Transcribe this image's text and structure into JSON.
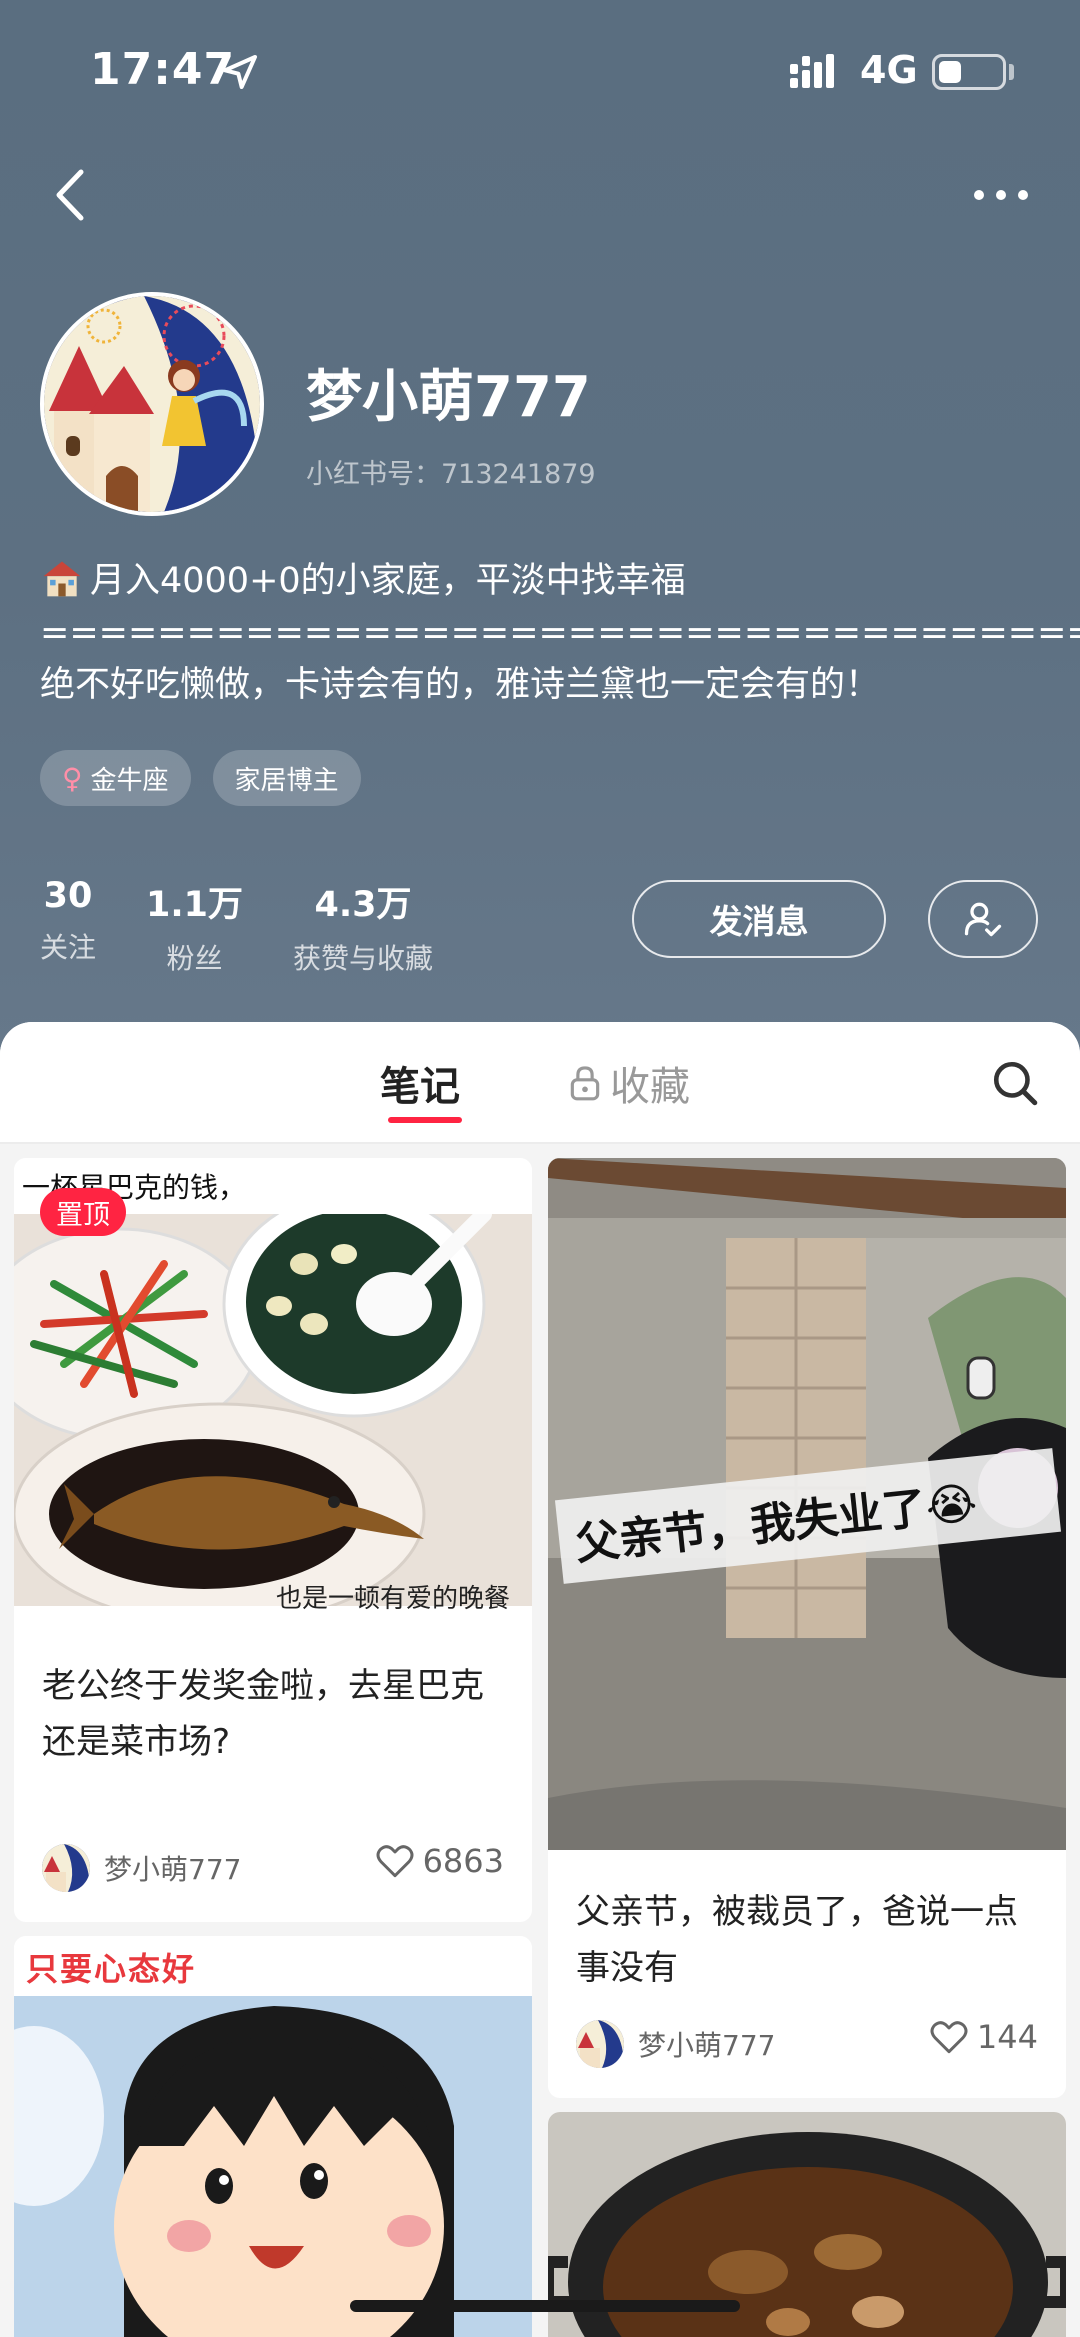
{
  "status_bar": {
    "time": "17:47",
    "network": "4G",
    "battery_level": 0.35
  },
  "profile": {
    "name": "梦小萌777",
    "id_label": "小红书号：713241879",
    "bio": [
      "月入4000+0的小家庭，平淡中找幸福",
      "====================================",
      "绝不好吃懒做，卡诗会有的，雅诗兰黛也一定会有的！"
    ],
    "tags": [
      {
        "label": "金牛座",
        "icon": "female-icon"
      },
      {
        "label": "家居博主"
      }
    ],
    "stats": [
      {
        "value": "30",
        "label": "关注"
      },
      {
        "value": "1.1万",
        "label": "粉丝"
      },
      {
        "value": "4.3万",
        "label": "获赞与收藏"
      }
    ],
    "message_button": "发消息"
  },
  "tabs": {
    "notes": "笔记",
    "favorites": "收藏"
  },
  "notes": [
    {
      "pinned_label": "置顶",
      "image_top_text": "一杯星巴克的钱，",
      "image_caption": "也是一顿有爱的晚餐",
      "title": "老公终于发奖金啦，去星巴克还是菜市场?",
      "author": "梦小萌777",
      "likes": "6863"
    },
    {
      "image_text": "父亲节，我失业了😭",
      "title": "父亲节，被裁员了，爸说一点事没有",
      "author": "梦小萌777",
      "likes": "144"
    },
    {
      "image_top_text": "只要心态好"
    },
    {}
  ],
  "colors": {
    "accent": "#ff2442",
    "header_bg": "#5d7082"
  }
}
====
[WRITTEN TASK]
Write out the entries again, exactly as given, skipping any images.

[RESULT BELOW]
Transcribe this image's text and structure into JSON.
{
  "status_bar": {
    "time": "17:47",
    "network": "4G",
    "battery_level": 0.35
  },
  "profile": {
    "name": "梦小萌777",
    "id_label": "小红书号：713241879",
    "bio": [
      "月入4000+0的小家庭，平淡中找幸福",
      "====================================",
      "绝不好吃懒做，卡诗会有的，雅诗兰黛也一定会有的！"
    ],
    "tags": [
      {
        "label": "金牛座",
        "icon": "female-icon"
      },
      {
        "label": "家居博主"
      }
    ],
    "stats": [
      {
        "value": "30",
        "label": "关注"
      },
      {
        "value": "1.1万",
        "label": "粉丝"
      },
      {
        "value": "4.3万",
        "label": "获赞与收藏"
      }
    ],
    "message_button": "发消息"
  },
  "tabs": {
    "notes": "笔记",
    "favorites": "收藏"
  },
  "notes": [
    {
      "pinned_label": "置顶",
      "image_top_text": "一杯星巴克的钱，",
      "image_caption": "也是一顿有爱的晚餐",
      "title": "老公终于发奖金啦，去星巴克还是菜市场?",
      "author": "梦小萌777",
      "likes": "6863"
    },
    {
      "image_text": "父亲节，我失业了😭",
      "title": "父亲节，被裁员了，爸说一点事没有",
      "author": "梦小萌777",
      "likes": "144"
    },
    {
      "image_top_text": "只要心态好"
    },
    {}
  ],
  "colors": {
    "accent": "#ff2442",
    "header_bg": "#5d7082"
  }
}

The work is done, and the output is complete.